### Aim:
Give the records back in full, exactly as they read.

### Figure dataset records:
+-------+

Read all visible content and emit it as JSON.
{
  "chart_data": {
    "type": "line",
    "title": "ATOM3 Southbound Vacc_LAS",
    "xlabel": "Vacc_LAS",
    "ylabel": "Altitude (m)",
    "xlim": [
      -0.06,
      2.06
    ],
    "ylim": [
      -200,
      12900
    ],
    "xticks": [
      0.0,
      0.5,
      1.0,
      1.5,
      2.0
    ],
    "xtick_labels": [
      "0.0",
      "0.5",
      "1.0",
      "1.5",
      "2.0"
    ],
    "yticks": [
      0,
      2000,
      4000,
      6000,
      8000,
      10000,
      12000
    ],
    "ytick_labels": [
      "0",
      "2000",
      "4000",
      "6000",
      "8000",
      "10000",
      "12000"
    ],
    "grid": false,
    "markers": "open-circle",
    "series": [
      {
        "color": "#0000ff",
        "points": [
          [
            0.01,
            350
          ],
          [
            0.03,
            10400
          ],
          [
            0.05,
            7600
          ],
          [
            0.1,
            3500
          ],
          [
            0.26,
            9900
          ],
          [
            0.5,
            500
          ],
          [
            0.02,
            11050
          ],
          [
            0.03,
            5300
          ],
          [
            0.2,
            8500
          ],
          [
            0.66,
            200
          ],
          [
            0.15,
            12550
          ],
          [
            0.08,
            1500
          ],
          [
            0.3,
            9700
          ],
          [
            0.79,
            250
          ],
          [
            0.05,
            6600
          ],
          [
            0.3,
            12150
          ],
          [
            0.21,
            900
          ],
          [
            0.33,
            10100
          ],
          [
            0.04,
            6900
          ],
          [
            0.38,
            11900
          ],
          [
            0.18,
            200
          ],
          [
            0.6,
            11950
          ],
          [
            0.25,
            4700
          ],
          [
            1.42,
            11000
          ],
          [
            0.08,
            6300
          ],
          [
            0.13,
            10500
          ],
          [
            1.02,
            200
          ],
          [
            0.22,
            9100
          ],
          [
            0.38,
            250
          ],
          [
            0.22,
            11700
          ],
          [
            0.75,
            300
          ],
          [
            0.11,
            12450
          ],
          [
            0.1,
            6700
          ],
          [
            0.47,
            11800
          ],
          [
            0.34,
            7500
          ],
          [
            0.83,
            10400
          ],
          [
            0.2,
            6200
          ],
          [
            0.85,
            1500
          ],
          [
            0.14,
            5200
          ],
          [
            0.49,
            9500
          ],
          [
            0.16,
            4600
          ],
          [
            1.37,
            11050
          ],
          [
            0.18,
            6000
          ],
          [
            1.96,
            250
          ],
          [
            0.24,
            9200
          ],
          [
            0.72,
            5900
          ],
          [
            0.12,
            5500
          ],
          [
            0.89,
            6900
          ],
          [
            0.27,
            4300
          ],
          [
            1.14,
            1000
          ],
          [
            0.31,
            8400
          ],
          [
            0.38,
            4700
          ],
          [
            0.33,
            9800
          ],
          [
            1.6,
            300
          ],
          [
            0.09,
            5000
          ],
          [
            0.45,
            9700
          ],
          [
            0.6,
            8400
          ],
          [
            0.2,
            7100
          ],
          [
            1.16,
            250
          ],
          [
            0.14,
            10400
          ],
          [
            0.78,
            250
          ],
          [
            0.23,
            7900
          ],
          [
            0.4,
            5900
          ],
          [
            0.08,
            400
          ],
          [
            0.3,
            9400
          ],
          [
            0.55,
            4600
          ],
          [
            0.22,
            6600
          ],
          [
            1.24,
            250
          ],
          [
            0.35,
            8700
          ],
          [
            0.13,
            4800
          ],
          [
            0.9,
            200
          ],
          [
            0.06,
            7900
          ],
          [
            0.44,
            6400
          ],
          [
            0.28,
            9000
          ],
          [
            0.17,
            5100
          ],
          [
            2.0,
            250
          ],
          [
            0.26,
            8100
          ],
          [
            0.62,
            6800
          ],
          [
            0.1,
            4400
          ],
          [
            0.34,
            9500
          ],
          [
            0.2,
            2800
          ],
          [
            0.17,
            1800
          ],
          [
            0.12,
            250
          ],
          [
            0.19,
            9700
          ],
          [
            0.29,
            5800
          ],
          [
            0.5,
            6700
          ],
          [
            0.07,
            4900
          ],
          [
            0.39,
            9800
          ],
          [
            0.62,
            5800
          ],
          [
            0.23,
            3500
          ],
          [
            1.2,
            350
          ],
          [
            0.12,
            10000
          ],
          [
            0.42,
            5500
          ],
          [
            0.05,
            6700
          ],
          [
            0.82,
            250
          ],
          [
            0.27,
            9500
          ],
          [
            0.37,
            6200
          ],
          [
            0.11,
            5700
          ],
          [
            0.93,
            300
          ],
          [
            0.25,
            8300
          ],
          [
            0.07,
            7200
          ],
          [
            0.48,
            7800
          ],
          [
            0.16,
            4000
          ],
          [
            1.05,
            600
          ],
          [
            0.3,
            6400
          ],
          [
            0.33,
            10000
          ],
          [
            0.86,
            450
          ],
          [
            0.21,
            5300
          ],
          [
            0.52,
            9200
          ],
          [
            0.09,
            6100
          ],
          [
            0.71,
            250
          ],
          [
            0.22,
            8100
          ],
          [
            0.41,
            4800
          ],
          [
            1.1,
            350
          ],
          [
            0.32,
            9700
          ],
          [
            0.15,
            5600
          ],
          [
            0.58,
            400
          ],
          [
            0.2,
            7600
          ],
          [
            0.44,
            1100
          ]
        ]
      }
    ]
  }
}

+-------+

### The completed task:
Read all visible content and emit it as JSON.
{
  "chart_data": {
    "type": "line",
    "title": "ATOM3 Southbound Vacc_LAS",
    "xlabel": "Vacc_LAS",
    "ylabel": "Altitude (m)",
    "xlim": [
      -0.06,
      2.06
    ],
    "ylim": [
      -200,
      12900
    ],
    "xticks": [
      0.0,
      0.5,
      1.0,
      1.5,
      2.0
    ],
    "xtick_labels": [
      "0.0",
      "0.5",
      "1.0",
      "1.5",
      "2.0"
    ],
    "yticks": [
      0,
      2000,
      4000,
      6000,
      8000,
      10000,
      12000
    ],
    "ytick_labels": [
      "0",
      "2000",
      "4000",
      "6000",
      "8000",
      "10000",
      "12000"
    ],
    "grid": false,
    "markers": "open-circle",
    "series": [
      {
        "color": "#0000ff",
        "points": [
          [
            0.01,
            350
          ],
          [
            0.03,
            10400
          ],
          [
            0.05,
            7600
          ],
          [
            0.1,
            3500
          ],
          [
            0.26,
            9900
          ],
          [
            0.5,
            500
          ],
          [
            0.02,
            11050
          ],
          [
            0.03,
            5300
          ],
          [
            0.2,
            8500
          ],
          [
            0.66,
            200
          ],
          [
            0.15,
            12550
          ],
          [
            0.08,
            1500
          ],
          [
            0.3,
            9700
          ],
          [
            0.79,
            250
          ],
          [
            0.05,
            6600
          ],
          [
            0.3,
            12150
          ],
          [
            0.21,
            900
          ],
          [
            0.33,
            10100
          ],
          [
            0.04,
            6900
          ],
          [
            0.38,
            11900
          ],
          [
            0.18,
            200
          ],
          [
            0.6,
            11950
          ],
          [
            0.25,
            4700
          ],
          [
            1.42,
            11000
          ],
          [
            0.08,
            6300
          ],
          [
            0.13,
            10500
          ],
          [
            1.02,
            200
          ],
          [
            0.22,
            9100
          ],
          [
            0.38,
            250
          ],
          [
            0.22,
            11700
          ],
          [
            0.75,
            300
          ],
          [
            0.11,
            12450
          ],
          [
            0.1,
            6700
          ],
          [
            0.47,
            11800
          ],
          [
            0.34,
            7500
          ],
          [
            0.83,
            10400
          ],
          [
            0.2,
            6200
          ],
          [
            0.85,
            1500
          ],
          [
            0.14,
            5200
          ],
          [
            0.49,
            9500
          ],
          [
            0.16,
            4600
          ],
          [
            1.37,
            11050
          ],
          [
            0.18,
            6000
          ],
          [
            1.96,
            250
          ],
          [
            0.24,
            9200
          ],
          [
            0.72,
            5900
          ],
          [
            0.12,
            5500
          ],
          [
            0.89,
            6900
          ],
          [
            0.27,
            4300
          ],
          [
            1.14,
            1000
          ],
          [
            0.31,
            8400
          ],
          [
            0.38,
            4700
          ],
          [
            0.33,
            9800
          ],
          [
            1.6,
            300
          ],
          [
            0.09,
            5000
          ],
          [
            0.45,
            9700
          ],
          [
            0.6,
            8400
          ],
          [
            0.2,
            7100
          ],
          [
            1.16,
            250
          ],
          [
            0.14,
            10400
          ],
          [
            0.78,
            250
          ],
          [
            0.23,
            7900
          ],
          [
            0.4,
            5900
          ],
          [
            0.08,
            400
          ],
          [
            0.3,
            9400
          ],
          [
            0.55,
            4600
          ],
          [
            0.22,
            6600
          ],
          [
            1.24,
            250
          ],
          [
            0.35,
            8700
          ],
          [
            0.13,
            4800
          ],
          [
            0.9,
            200
          ],
          [
            0.06,
            7900
          ],
          [
            0.44,
            6400
          ],
          [
            0.28,
            9000
          ],
          [
            0.17,
            5100
          ],
          [
            2.0,
            250
          ],
          [
            0.26,
            8100
          ],
          [
            0.62,
            6800
          ],
          [
            0.1,
            4400
          ],
          [
            0.34,
            9500
          ],
          [
            0.2,
            2800
          ],
          [
            0.17,
            1800
          ],
          [
            0.12,
            250
          ],
          [
            0.19,
            9700
          ],
          [
            0.29,
            5800
          ],
          [
            0.5,
            6700
          ],
          [
            0.07,
            4900
          ],
          [
            0.39,
            9800
          ],
          [
            0.62,
            5800
          ],
          [
            0.23,
            3500
          ],
          [
            1.2,
            350
          ],
          [
            0.12,
            10000
          ],
          [
            0.42,
            5500
          ],
          [
            0.05,
            6700
          ],
          [
            0.82,
            250
          ],
          [
            0.27,
            9500
          ],
          [
            0.37,
            6200
          ],
          [
            0.11,
            5700
          ],
          [
            0.93,
            300
          ],
          [
            0.25,
            8300
          ],
          [
            0.07,
            7200
          ],
          [
            0.48,
            7800
          ],
          [
            0.16,
            4000
          ],
          [
            1.05,
            600
          ],
          [
            0.3,
            6400
          ],
          [
            0.33,
            10000
          ],
          [
            0.86,
            450
          ],
          [
            0.21,
            5300
          ],
          [
            0.52,
            9200
          ],
          [
            0.09,
            6100
          ],
          [
            0.71,
            250
          ],
          [
            0.22,
            8100
          ],
          [
            0.41,
            4800
          ],
          [
            1.1,
            350
          ],
          [
            0.32,
            9700
          ],
          [
            0.15,
            5600
          ],
          [
            0.58,
            400
          ],
          [
            0.2,
            7600
          ],
          [
            0.44,
            1100
          ]
        ]
      }
    ]
  }
}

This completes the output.